▶ **THE PROBLEM**
Reproduce each of the entries below verbatim, line by line.

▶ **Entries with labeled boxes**

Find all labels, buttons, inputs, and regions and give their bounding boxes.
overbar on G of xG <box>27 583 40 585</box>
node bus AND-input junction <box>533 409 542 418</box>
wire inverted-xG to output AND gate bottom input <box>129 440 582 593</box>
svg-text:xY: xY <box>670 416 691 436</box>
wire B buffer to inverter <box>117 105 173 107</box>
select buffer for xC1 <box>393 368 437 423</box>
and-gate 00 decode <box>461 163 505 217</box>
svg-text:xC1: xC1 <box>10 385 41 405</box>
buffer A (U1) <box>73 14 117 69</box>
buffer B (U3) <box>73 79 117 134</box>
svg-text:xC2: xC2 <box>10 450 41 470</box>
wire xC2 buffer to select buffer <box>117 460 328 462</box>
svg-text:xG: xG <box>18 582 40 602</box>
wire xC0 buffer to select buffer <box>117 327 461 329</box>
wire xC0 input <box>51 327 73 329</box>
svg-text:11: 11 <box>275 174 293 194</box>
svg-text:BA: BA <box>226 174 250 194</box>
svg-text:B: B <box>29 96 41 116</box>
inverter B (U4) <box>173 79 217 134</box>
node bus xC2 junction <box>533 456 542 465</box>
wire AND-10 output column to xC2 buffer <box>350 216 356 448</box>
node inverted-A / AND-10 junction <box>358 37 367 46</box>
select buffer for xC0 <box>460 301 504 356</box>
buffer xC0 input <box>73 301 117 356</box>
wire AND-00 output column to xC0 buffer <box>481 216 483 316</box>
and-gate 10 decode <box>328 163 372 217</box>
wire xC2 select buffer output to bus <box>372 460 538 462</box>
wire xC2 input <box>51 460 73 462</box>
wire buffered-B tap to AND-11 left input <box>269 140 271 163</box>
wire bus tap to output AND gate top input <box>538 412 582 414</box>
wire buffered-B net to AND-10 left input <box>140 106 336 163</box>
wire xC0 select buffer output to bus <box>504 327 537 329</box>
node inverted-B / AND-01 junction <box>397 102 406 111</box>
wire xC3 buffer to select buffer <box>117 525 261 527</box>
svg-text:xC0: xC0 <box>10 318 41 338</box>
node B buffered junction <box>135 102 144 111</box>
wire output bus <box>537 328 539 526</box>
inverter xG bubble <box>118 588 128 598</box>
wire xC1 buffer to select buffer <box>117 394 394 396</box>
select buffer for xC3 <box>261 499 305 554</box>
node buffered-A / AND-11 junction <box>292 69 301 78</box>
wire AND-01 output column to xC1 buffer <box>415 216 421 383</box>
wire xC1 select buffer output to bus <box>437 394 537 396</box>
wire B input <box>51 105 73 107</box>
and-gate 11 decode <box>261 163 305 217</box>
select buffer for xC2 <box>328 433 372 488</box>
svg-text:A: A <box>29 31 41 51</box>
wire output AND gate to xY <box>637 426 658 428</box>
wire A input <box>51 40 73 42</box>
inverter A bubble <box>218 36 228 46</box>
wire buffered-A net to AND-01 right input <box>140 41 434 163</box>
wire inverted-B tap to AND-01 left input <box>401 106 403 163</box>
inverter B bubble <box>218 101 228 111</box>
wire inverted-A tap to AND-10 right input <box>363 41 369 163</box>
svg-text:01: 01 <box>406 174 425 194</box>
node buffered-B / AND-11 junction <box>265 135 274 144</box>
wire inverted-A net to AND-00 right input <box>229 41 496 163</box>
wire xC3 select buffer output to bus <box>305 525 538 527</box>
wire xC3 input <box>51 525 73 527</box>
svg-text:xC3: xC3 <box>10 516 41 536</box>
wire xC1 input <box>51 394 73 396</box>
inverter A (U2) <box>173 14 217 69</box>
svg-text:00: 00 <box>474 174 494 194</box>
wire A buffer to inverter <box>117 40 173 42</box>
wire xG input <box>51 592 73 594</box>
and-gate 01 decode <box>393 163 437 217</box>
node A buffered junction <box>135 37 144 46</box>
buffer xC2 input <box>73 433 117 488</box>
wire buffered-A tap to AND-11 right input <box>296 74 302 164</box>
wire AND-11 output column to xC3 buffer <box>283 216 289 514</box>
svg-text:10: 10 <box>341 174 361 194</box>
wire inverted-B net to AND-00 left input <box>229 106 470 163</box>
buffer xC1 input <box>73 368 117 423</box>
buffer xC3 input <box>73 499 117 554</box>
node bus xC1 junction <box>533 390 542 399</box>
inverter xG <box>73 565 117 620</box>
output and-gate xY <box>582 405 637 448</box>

▶ **FINISHED ANSWER**
Find all labels, buttons, inputs, and regions and give their bounding boxes.
overbar on G of xG <box>27 583 40 585</box>
node bus AND-input junction <box>533 409 542 418</box>
wire inverted-xG to output AND gate bottom input <box>129 440 582 593</box>
svg-text:xY: xY <box>670 416 691 436</box>
wire B buffer to inverter <box>117 105 173 107</box>
select buffer for xC1 <box>393 368 437 423</box>
and-gate 00 decode <box>461 163 505 217</box>
svg-text:xC1: xC1 <box>10 385 41 405</box>
buffer A (U1) <box>73 14 117 69</box>
buffer B (U3) <box>73 79 117 134</box>
svg-text:xC2: xC2 <box>10 450 41 470</box>
wire xC2 buffer to select buffer <box>117 460 328 462</box>
svg-text:xG: xG <box>18 582 40 602</box>
wire xC0 buffer to select buffer <box>117 327 461 329</box>
wire xC0 input <box>51 327 73 329</box>
svg-text:11: 11 <box>275 174 293 194</box>
svg-text:BA: BA <box>226 174 250 194</box>
svg-text:B: B <box>29 96 41 116</box>
inverter B (U4) <box>173 79 217 134</box>
node bus xC2 junction <box>533 456 542 465</box>
wire AND-10 output column to xC2 buffer <box>350 216 356 448</box>
node inverted-A / AND-10 junction <box>358 37 367 46</box>
select buffer for xC0 <box>460 301 504 356</box>
buffer xC0 input <box>73 301 117 356</box>
wire AND-00 output column to xC0 buffer <box>481 216 483 316</box>
and-gate 10 decode <box>328 163 372 217</box>
wire xC2 select buffer output to bus <box>372 460 538 462</box>
wire xC2 input <box>51 460 73 462</box>
wire buffered-B tap to AND-11 left input <box>269 140 271 163</box>
wire bus tap to output AND gate top input <box>538 412 582 414</box>
wire buffered-B net to AND-10 left input <box>140 106 336 163</box>
wire xC0 select buffer output to bus <box>504 327 537 329</box>
node inverted-B / AND-01 junction <box>397 102 406 111</box>
wire xC3 buffer to select buffer <box>117 525 261 527</box>
svg-text:xC0: xC0 <box>10 318 41 338</box>
node B buffered junction <box>135 102 144 111</box>
wire output bus <box>537 328 539 526</box>
inverter xG bubble <box>118 588 128 598</box>
wire xC1 buffer to select buffer <box>117 394 394 396</box>
select buffer for xC3 <box>261 499 305 554</box>
node buffered-A / AND-11 junction <box>292 69 301 78</box>
wire AND-01 output column to xC1 buffer <box>415 216 421 383</box>
wire xC1 select buffer output to bus <box>437 394 537 396</box>
wire B input <box>51 105 73 107</box>
and-gate 11 decode <box>261 163 305 217</box>
select buffer for xC2 <box>328 433 372 488</box>
svg-text:A: A <box>29 31 41 51</box>
wire output AND gate to xY <box>637 426 658 428</box>
wire A input <box>51 40 73 42</box>
inverter A bubble <box>218 36 228 46</box>
wire buffered-A net to AND-01 right input <box>140 41 434 163</box>
wire inverted-B tap to AND-01 left input <box>401 106 403 163</box>
inverter B bubble <box>218 101 228 111</box>
wire inverted-A tap to AND-10 right input <box>363 41 369 163</box>
svg-text:01: 01 <box>406 174 425 194</box>
node buffered-B / AND-11 junction <box>265 135 274 144</box>
wire inverted-A net to AND-00 right input <box>229 41 496 163</box>
wire xC3 select buffer output to bus <box>305 525 538 527</box>
wire xC3 input <box>51 525 73 527</box>
svg-text:xC3: xC3 <box>10 516 41 536</box>
wire xC1 input <box>51 394 73 396</box>
inverter A (U2) <box>173 14 217 69</box>
svg-text:00: 00 <box>474 174 494 194</box>
wire A buffer to inverter <box>117 40 173 42</box>
wire xG input <box>51 592 73 594</box>
and-gate 01 decode <box>393 163 437 217</box>
node A buffered junction <box>135 37 144 46</box>
buffer xC2 input <box>73 433 117 488</box>
wire buffered-A tap to AND-11 right input <box>296 74 302 164</box>
wire AND-11 output column to xC3 buffer <box>283 216 289 514</box>
svg-text:10: 10 <box>341 174 361 194</box>
wire inverted-B net to AND-00 left input <box>229 106 470 163</box>
buffer xC1 input <box>73 368 117 423</box>
buffer xC3 input <box>73 499 117 554</box>
node bus xC1 junction <box>533 390 542 399</box>
inverter xG <box>73 565 117 620</box>
output and-gate xY <box>582 405 637 448</box>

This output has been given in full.